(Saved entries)
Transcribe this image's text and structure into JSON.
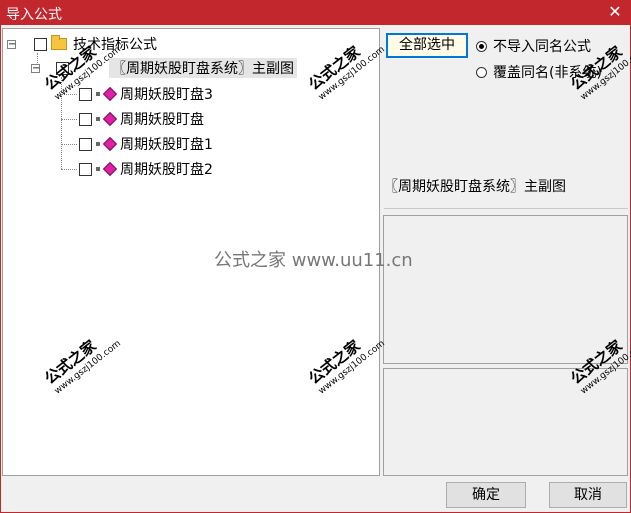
{
  "window": {
    "title": "导入公式",
    "close_glyph": "✕"
  },
  "tree": {
    "root": {
      "label": "技术指标公式",
      "expander": "−"
    },
    "system": {
      "label": "〖周期妖股盯盘系统〗主副图",
      "expander": "−"
    },
    "formulas": [
      {
        "label": "周期妖股盯盘3"
      },
      {
        "label": "周期妖股盯盘"
      },
      {
        "label": "周期妖股盯盘1"
      },
      {
        "label": "周期妖股盯盘2"
      }
    ]
  },
  "right": {
    "select_all_label": "全部选中",
    "radio_options": [
      {
        "label": "不导入同名公式",
        "checked": true
      },
      {
        "label": "覆盖同名(非系统)",
        "checked": false
      }
    ],
    "selected_name": "〖周期妖股盯盘系统〗主副图"
  },
  "buttons": {
    "ok": "确定",
    "cancel": "取消"
  },
  "watermark": {
    "site": "公式之家",
    "url": "www.gszj100.com",
    "center": "公式之家 www.uu11.cn"
  }
}
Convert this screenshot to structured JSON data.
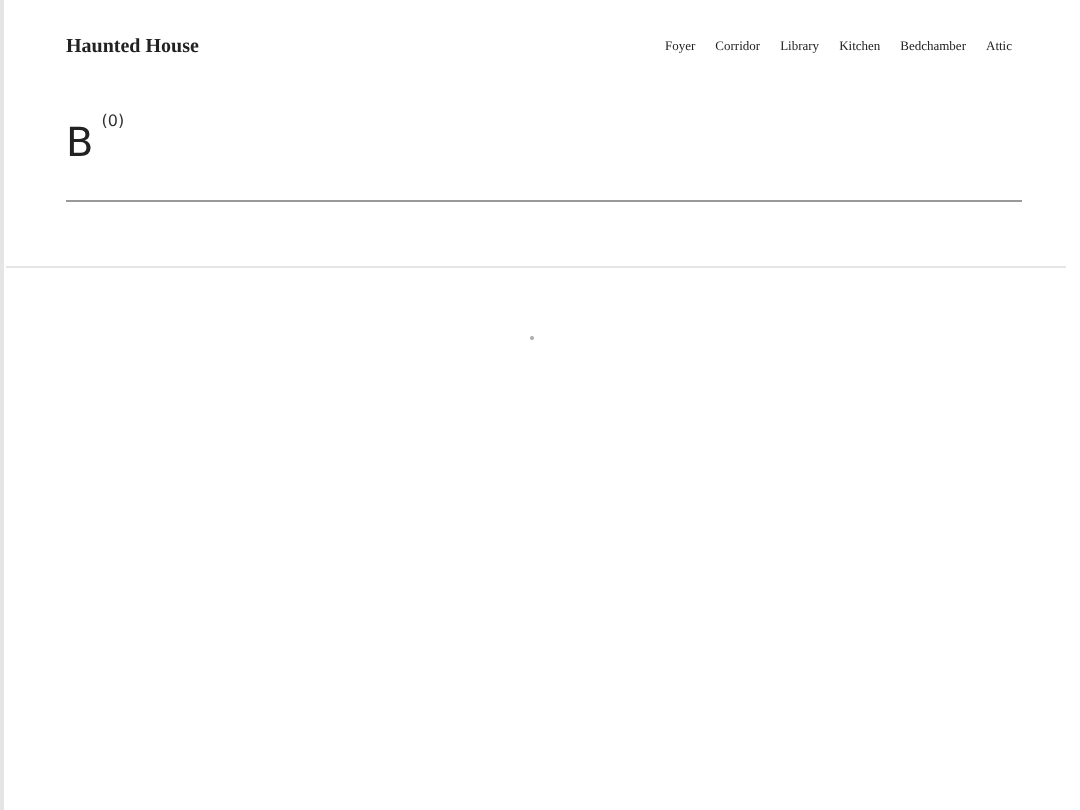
{
  "site_title": "Haunted House",
  "nav": [
    {
      "label": "Foyer"
    },
    {
      "label": "Corridor"
    },
    {
      "label": "Library"
    },
    {
      "label": "Kitchen"
    },
    {
      "label": "Bedchamber"
    },
    {
      "label": "Attic"
    }
  ],
  "heading": {
    "title": "B",
    "count": "(0)"
  }
}
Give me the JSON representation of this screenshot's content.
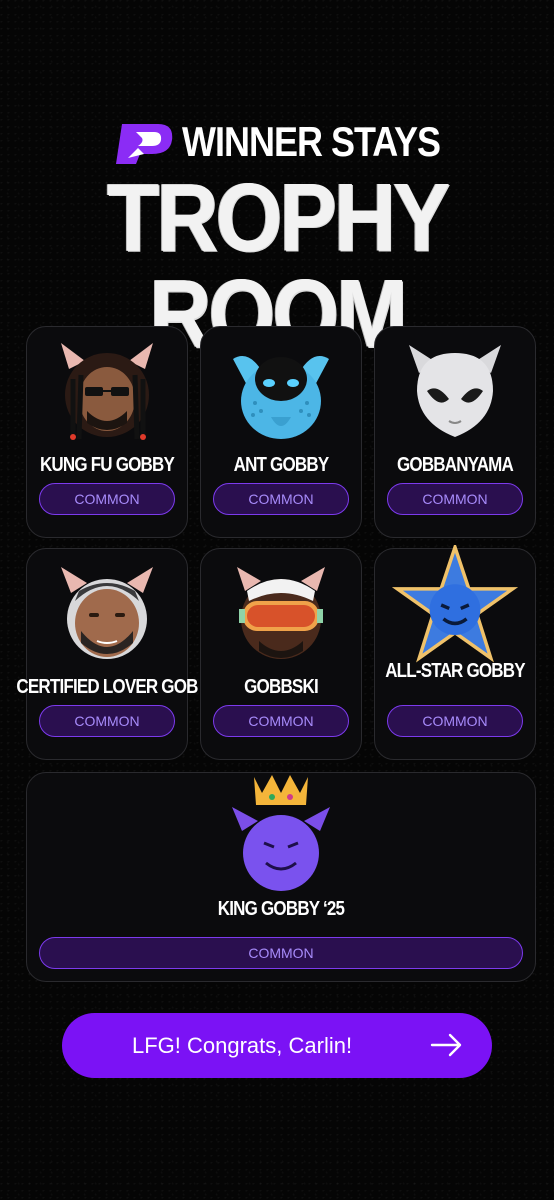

**Prompt**: Extract every line from the records above that contains the word "周期妖股盯盘系统".

**Output for this exercise**:
      "label": "〖周期妖股盯盘系统〗主副图",
    "selected_name": "〖周期妖股盯盘系统〗主副图"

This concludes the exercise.